Stated exercise -
Reproduce the records that follow in full, excluding any picture they contain.

Raw records
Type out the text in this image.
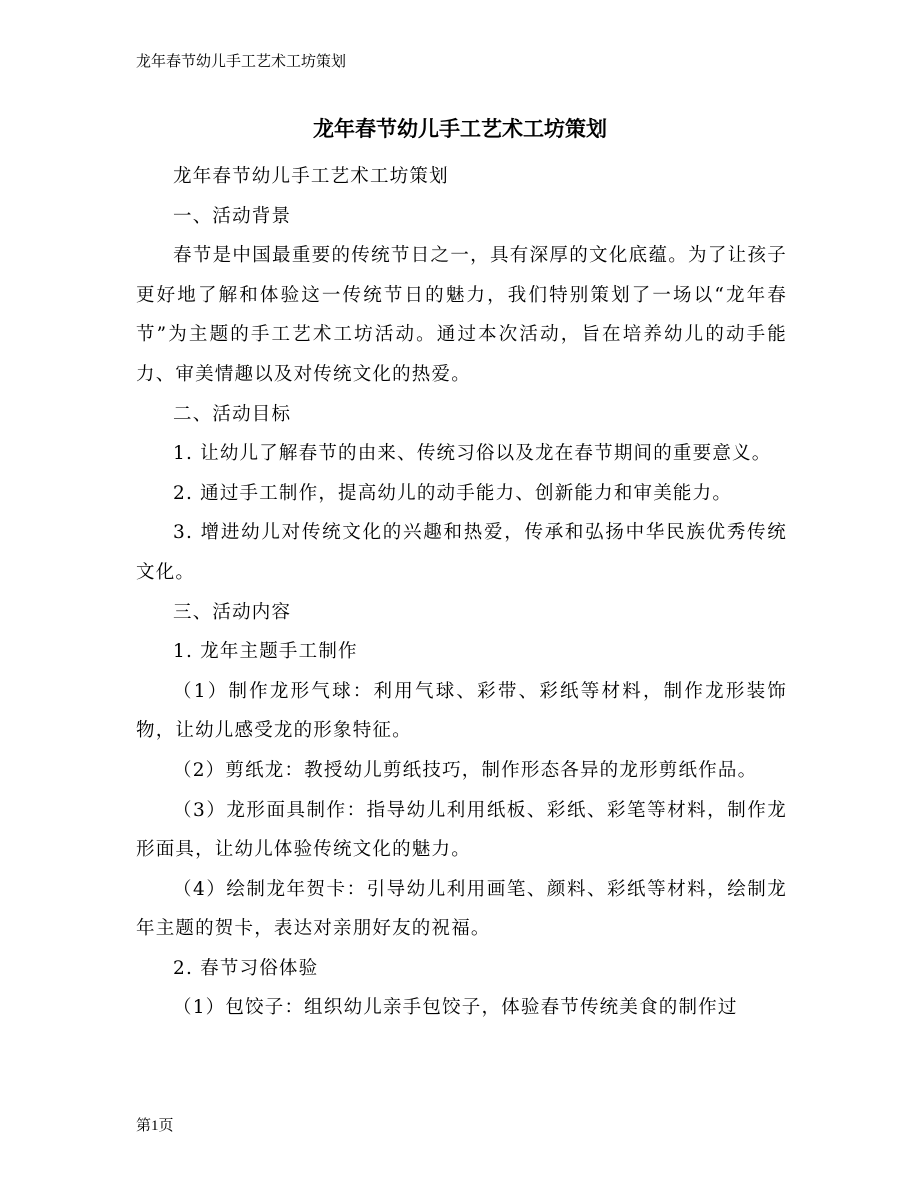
龙年春节幼儿手工艺术工坊策划
龙年春节幼儿手工艺术工坊策划

龙年春节幼儿手工艺术工坊策划

一、活动背景

春节是中国最重要的传统节日之一，具有深厚的文化底蕴。为了让孩子更好地了解和体验这一传统节日的魅力，我们特别策划了一场以“龙年春节”为主题的手工艺术工坊活动。通过本次活动，旨在培养幼儿的动手能力、审美情趣以及对传统文化的热爱。

二、活动目标

1. 让幼儿了解春节的由来、传统习俗以及龙在春节期间的重要意义。

2. 通过手工制作，提高幼儿的动手能力、创新能力和审美能力。

3. 增进幼儿对传统文化的兴趣和热爱，传承和弘扬中华民族优秀传统文化。

三、活动内容

1. 龙年主题手工制作

（1）制作龙形气球：利用气球、彩带、彩纸等材料，制作龙形装饰物，让幼儿感受龙的形象特征。

（2）剪纸龙：教授幼儿剪纸技巧，制作形态各异的龙形剪纸作品。

（3）龙形面具制作：指导幼儿利用纸板、彩纸、彩笔等材料，制作龙形面具，让幼儿体验传统文化的魅力。

（4）绘制龙年贺卡：引导幼儿利用画笔、颜料、彩纸等材料，绘制龙年主题的贺卡，表达对亲朋好友的祝福。

2. 春节习俗体验

（1）包饺子：组织幼儿亲手包饺子，体验春节传统美食的制作过

第1页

Response for this exercise -
Type out the text in this image.
龙年春节幼儿手工艺术工坊策划
龙年春节幼儿手工艺术工坊策划

龙年春节幼儿手工艺术工坊策划

一、活动背景

春节是中国最重要的传统节日之一，具有深厚的文化底蕴。为了让孩子更好地了解和体验这一传统节日的魅力，我们特别策划了一场以“龙年春节”为主题的手工艺术工坊活动。通过本次活动，旨在培养幼儿的动手能力、审美情趣以及对传统文化的热爱。

二、活动目标

1. 让幼儿了解春节的由来、传统习俗以及龙在春节期间的重要意义。

2. 通过手工制作，提高幼儿的动手能力、创新能力和审美能力。

3. 增进幼儿对传统文化的兴趣和热爱，传承和弘扬中华民族优秀传统文化。

三、活动内容

1. 龙年主题手工制作

（1）制作龙形气球：利用气球、彩带、彩纸等材料，制作龙形装饰物，让幼儿感受龙的形象特征。

（2）剪纸龙：教授幼儿剪纸技巧，制作形态各异的龙形剪纸作品。

（3）龙形面具制作：指导幼儿利用纸板、彩纸、彩笔等材料，制作龙形面具，让幼儿体验传统文化的魅力。

（4）绘制龙年贺卡：引导幼儿利用画笔、颜料、彩纸等材料，绘制龙年主题的贺卡，表达对亲朋好友的祝福。

2. 春节习俗体验

（1）包饺子：组织幼儿亲手包饺子，体验春节传统美食的制作过

第1页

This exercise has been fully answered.